Required task:
Write the listing below out again exactly, dropping the images.

## Begin Data for processing

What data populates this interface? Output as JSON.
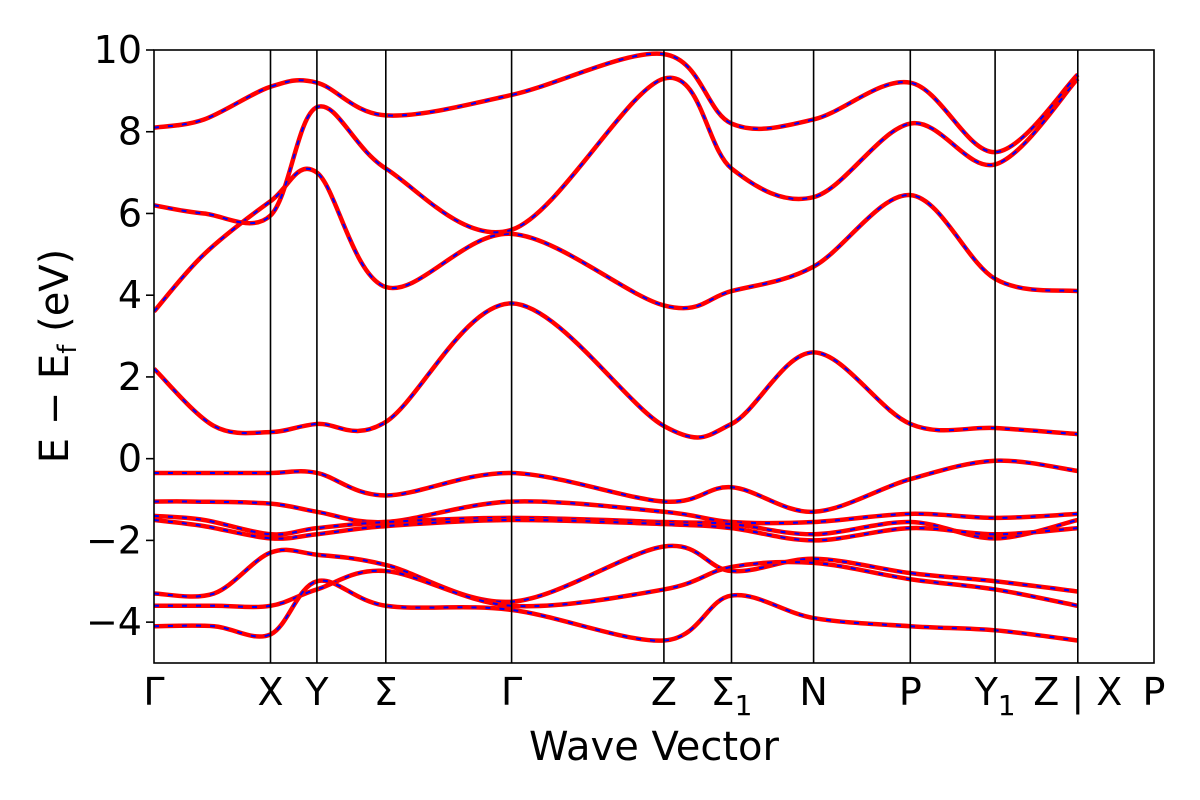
{
  "chart_data": {
    "type": "line",
    "xlabel": "Wave Vector",
    "ylabel_parts": {
      "base": "E − E",
      "subscript": "f",
      "unit": " (eV)"
    },
    "ylim": [
      -5,
      10
    ],
    "yticks": [
      -4,
      -2,
      0,
      2,
      4,
      6,
      8,
      10
    ],
    "ytick_labels": [
      "−4",
      "−2",
      "0",
      "2",
      "4",
      "6",
      "8",
      "10"
    ],
    "xlim": [
      0,
      1
    ],
    "high_symmetry_points": [
      {
        "label": "Γ",
        "sub": "",
        "x": 0.0
      },
      {
        "label": "X",
        "sub": "",
        "x": 0.1165
      },
      {
        "label": "Y",
        "sub": "",
        "x": 0.1629
      },
      {
        "label": "Σ",
        "sub": "",
        "x": 0.2318
      },
      {
        "label": "Γ",
        "sub": "",
        "x": 0.3576
      },
      {
        "label": "Z",
        "sub": "",
        "x": 0.5099
      },
      {
        "label": "Σ",
        "sub": "1",
        "x": 0.5775
      },
      {
        "label": "N",
        "sub": "",
        "x": 0.6596
      },
      {
        "label": "P",
        "sub": "",
        "x": 0.7563
      },
      {
        "label": "Y",
        "sub": "1",
        "x": 0.8411
      },
      {
        "label": "Z | X",
        "sub": "",
        "x": 0.9238
      },
      {
        "label": "P",
        "sub": "",
        "x": 1.0
      }
    ],
    "grid": false,
    "legend": "none",
    "series_colors": {
      "primary": "#ff0000",
      "overlay": "#0000ff"
    },
    "series": [
      {
        "x": [
          0,
          0.05,
          0.1165,
          0.1629,
          0.2318,
          0.3576,
          0.5099,
          0.5775,
          0.6596,
          0.7563,
          0.8411,
          0.9238
        ],
        "y": [
          -0.35,
          -0.35,
          -0.35,
          -0.35,
          -0.9,
          -0.35,
          -1.05,
          -0.7,
          -1.3,
          -0.5,
          -0.05,
          -0.3
        ]
      },
      {
        "x": [
          0,
          0.04,
          0.1165,
          0.1629,
          0.2318,
          0.3576,
          0.5099,
          0.5775,
          0.6596,
          0.7563,
          0.8411,
          0.9238
        ],
        "y": [
          -1.05,
          -1.05,
          -1.1,
          -1.3,
          -1.55,
          -1.05,
          -1.3,
          -1.55,
          -1.55,
          -1.35,
          -1.45,
          -1.35
        ]
      },
      {
        "x": [
          0,
          0.05,
          0.1165,
          0.1629,
          0.2318,
          0.3576,
          0.5099,
          0.5775,
          0.6596,
          0.7563,
          0.8411,
          0.9238
        ],
        "y": [
          -1.4,
          -1.5,
          -1.85,
          -1.7,
          -1.55,
          -1.45,
          -1.55,
          -1.6,
          -1.85,
          -1.55,
          -1.95,
          -1.5
        ]
      },
      {
        "x": [
          0,
          0.05,
          0.1165,
          0.1629,
          0.2318,
          0.3576,
          0.5099,
          0.5775,
          0.6596,
          0.7563,
          0.8411,
          0.9238
        ],
        "y": [
          -1.5,
          -1.65,
          -1.95,
          -1.85,
          -1.65,
          -1.5,
          -1.6,
          -1.7,
          -2.0,
          -1.7,
          -1.85,
          -1.7
        ]
      },
      {
        "x": [
          0,
          0.06,
          0.1165,
          0.1629,
          0.2318,
          0.3576,
          0.5099,
          0.5775,
          0.6596,
          0.7563,
          0.8411,
          0.9238
        ],
        "y": [
          -3.3,
          -3.3,
          -2.3,
          -2.35,
          -2.6,
          -3.5,
          -2.15,
          -2.75,
          -2.45,
          -2.8,
          -3.0,
          -3.25
        ]
      },
      {
        "x": [
          0,
          0.06,
          0.1165,
          0.1629,
          0.2318,
          0.3576,
          0.5099,
          0.5775,
          0.6596,
          0.7563,
          0.8411,
          0.9238
        ],
        "y": [
          -3.6,
          -3.6,
          -3.6,
          -3.2,
          -2.75,
          -3.6,
          -3.2,
          -2.65,
          -2.55,
          -2.95,
          -3.2,
          -3.6
        ]
      },
      {
        "x": [
          0,
          0.06,
          0.1165,
          0.1629,
          0.2318,
          0.3576,
          0.5099,
          0.5775,
          0.6596,
          0.7563,
          0.8411,
          0.9238
        ],
        "y": [
          -4.1,
          -4.1,
          -4.3,
          -3.0,
          -3.6,
          -3.7,
          -4.45,
          -3.35,
          -3.9,
          -4.1,
          -4.2,
          -4.45
        ]
      },
      {
        "x": [
          0,
          0.06,
          0.1165,
          0.1629,
          0.2318,
          0.3576,
          0.5099,
          0.5775,
          0.6596,
          0.7563,
          0.8411,
          0.9238
        ],
        "y": [
          2.2,
          0.8,
          0.65,
          0.85,
          0.9,
          3.8,
          0.8,
          0.85,
          2.6,
          0.85,
          0.75,
          0.6
        ]
      },
      {
        "x": [
          0,
          0.05,
          0.1165,
          0.1629,
          0.2318,
          0.3576,
          0.5099,
          0.5775,
          0.6596,
          0.7563,
          0.8411,
          0.9238
        ],
        "y": [
          3.6,
          5.0,
          6.3,
          7.0,
          4.2,
          5.5,
          3.75,
          4.1,
          4.7,
          6.45,
          4.4,
          4.1
        ]
      },
      {
        "x": [
          0,
          0.05,
          0.1165,
          0.1629,
          0.2318,
          0.3576,
          0.5099,
          0.5775,
          0.6596,
          0.7563,
          0.8411,
          0.9238
        ],
        "y": [
          6.2,
          6.0,
          5.95,
          8.6,
          7.1,
          5.6,
          9.3,
          7.1,
          6.4,
          8.2,
          7.2,
          9.3
        ]
      },
      {
        "x": [
          0,
          0.05,
          0.1165,
          0.1629,
          0.2318,
          0.3576,
          0.5099,
          0.5775,
          0.6596,
          0.7563,
          0.8411,
          0.9238
        ],
        "y": [
          8.1,
          8.3,
          9.1,
          9.2,
          8.4,
          8.9,
          9.9,
          8.2,
          8.3,
          9.2,
          7.5,
          9.4
        ]
      }
    ]
  }
}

## End Data for processing

Exercise response:
What data populates this interface? Output as JSON.
{
  "chart_data": {
    "type": "line",
    "xlabel": "Wave Vector",
    "ylabel_parts": {
      "base": "E − E",
      "subscript": "f",
      "unit": " (eV)"
    },
    "ylim": [
      -5,
      10
    ],
    "yticks": [
      -4,
      -2,
      0,
      2,
      4,
      6,
      8,
      10
    ],
    "ytick_labels": [
      "−4",
      "−2",
      "0",
      "2",
      "4",
      "6",
      "8",
      "10"
    ],
    "xlim": [
      0,
      1
    ],
    "high_symmetry_points": [
      {
        "label": "Γ",
        "sub": "",
        "x": 0.0
      },
      {
        "label": "X",
        "sub": "",
        "x": 0.1165
      },
      {
        "label": "Y",
        "sub": "",
        "x": 0.1629
      },
      {
        "label": "Σ",
        "sub": "",
        "x": 0.2318
      },
      {
        "label": "Γ",
        "sub": "",
        "x": 0.3576
      },
      {
        "label": "Z",
        "sub": "",
        "x": 0.5099
      },
      {
        "label": "Σ",
        "sub": "1",
        "x": 0.5775
      },
      {
        "label": "N",
        "sub": "",
        "x": 0.6596
      },
      {
        "label": "P",
        "sub": "",
        "x": 0.7563
      },
      {
        "label": "Y",
        "sub": "1",
        "x": 0.8411
      },
      {
        "label": "Z | X",
        "sub": "",
        "x": 0.9238
      },
      {
        "label": "P",
        "sub": "",
        "x": 1.0
      }
    ],
    "grid": false,
    "legend": "none",
    "series_colors": {
      "primary": "#ff0000",
      "overlay": "#0000ff"
    },
    "series": [
      {
        "x": [
          0,
          0.05,
          0.1165,
          0.1629,
          0.2318,
          0.3576,
          0.5099,
          0.5775,
          0.6596,
          0.7563,
          0.8411,
          0.9238
        ],
        "y": [
          -0.35,
          -0.35,
          -0.35,
          -0.35,
          -0.9,
          -0.35,
          -1.05,
          -0.7,
          -1.3,
          -0.5,
          -0.05,
          -0.3
        ]
      },
      {
        "x": [
          0,
          0.04,
          0.1165,
          0.1629,
          0.2318,
          0.3576,
          0.5099,
          0.5775,
          0.6596,
          0.7563,
          0.8411,
          0.9238
        ],
        "y": [
          -1.05,
          -1.05,
          -1.1,
          -1.3,
          -1.55,
          -1.05,
          -1.3,
          -1.55,
          -1.55,
          -1.35,
          -1.45,
          -1.35
        ]
      },
      {
        "x": [
          0,
          0.05,
          0.1165,
          0.1629,
          0.2318,
          0.3576,
          0.5099,
          0.5775,
          0.6596,
          0.7563,
          0.8411,
          0.9238
        ],
        "y": [
          -1.4,
          -1.5,
          -1.85,
          -1.7,
          -1.55,
          -1.45,
          -1.55,
          -1.6,
          -1.85,
          -1.55,
          -1.95,
          -1.5
        ]
      },
      {
        "x": [
          0,
          0.05,
          0.1165,
          0.1629,
          0.2318,
          0.3576,
          0.5099,
          0.5775,
          0.6596,
          0.7563,
          0.8411,
          0.9238
        ],
        "y": [
          -1.5,
          -1.65,
          -1.95,
          -1.85,
          -1.65,
          -1.5,
          -1.6,
          -1.7,
          -2.0,
          -1.7,
          -1.85,
          -1.7
        ]
      },
      {
        "x": [
          0,
          0.06,
          0.1165,
          0.1629,
          0.2318,
          0.3576,
          0.5099,
          0.5775,
          0.6596,
          0.7563,
          0.8411,
          0.9238
        ],
        "y": [
          -3.3,
          -3.3,
          -2.3,
          -2.35,
          -2.6,
          -3.5,
          -2.15,
          -2.75,
          -2.45,
          -2.8,
          -3.0,
          -3.25
        ]
      },
      {
        "x": [
          0,
          0.06,
          0.1165,
          0.1629,
          0.2318,
          0.3576,
          0.5099,
          0.5775,
          0.6596,
          0.7563,
          0.8411,
          0.9238
        ],
        "y": [
          -3.6,
          -3.6,
          -3.6,
          -3.2,
          -2.75,
          -3.6,
          -3.2,
          -2.65,
          -2.55,
          -2.95,
          -3.2,
          -3.6
        ]
      },
      {
        "x": [
          0,
          0.06,
          0.1165,
          0.1629,
          0.2318,
          0.3576,
          0.5099,
          0.5775,
          0.6596,
          0.7563,
          0.8411,
          0.9238
        ],
        "y": [
          -4.1,
          -4.1,
          -4.3,
          -3.0,
          -3.6,
          -3.7,
          -4.45,
          -3.35,
          -3.9,
          -4.1,
          -4.2,
          -4.45
        ]
      },
      {
        "x": [
          0,
          0.06,
          0.1165,
          0.1629,
          0.2318,
          0.3576,
          0.5099,
          0.5775,
          0.6596,
          0.7563,
          0.8411,
          0.9238
        ],
        "y": [
          2.2,
          0.8,
          0.65,
          0.85,
          0.9,
          3.8,
          0.8,
          0.85,
          2.6,
          0.85,
          0.75,
          0.6
        ]
      },
      {
        "x": [
          0,
          0.05,
          0.1165,
          0.1629,
          0.2318,
          0.3576,
          0.5099,
          0.5775,
          0.6596,
          0.7563,
          0.8411,
          0.9238
        ],
        "y": [
          3.6,
          5.0,
          6.3,
          7.0,
          4.2,
          5.5,
          3.75,
          4.1,
          4.7,
          6.45,
          4.4,
          4.1
        ]
      },
      {
        "x": [
          0,
          0.05,
          0.1165,
          0.1629,
          0.2318,
          0.3576,
          0.5099,
          0.5775,
          0.6596,
          0.7563,
          0.8411,
          0.9238
        ],
        "y": [
          6.2,
          6.0,
          5.95,
          8.6,
          7.1,
          5.6,
          9.3,
          7.1,
          6.4,
          8.2,
          7.2,
          9.3
        ]
      },
      {
        "x": [
          0,
          0.05,
          0.1165,
          0.1629,
          0.2318,
          0.3576,
          0.5099,
          0.5775,
          0.6596,
          0.7563,
          0.8411,
          0.9238
        ],
        "y": [
          8.1,
          8.3,
          9.1,
          9.2,
          8.4,
          8.9,
          9.9,
          8.2,
          8.3,
          9.2,
          7.5,
          9.4
        ]
      }
    ]
  }
}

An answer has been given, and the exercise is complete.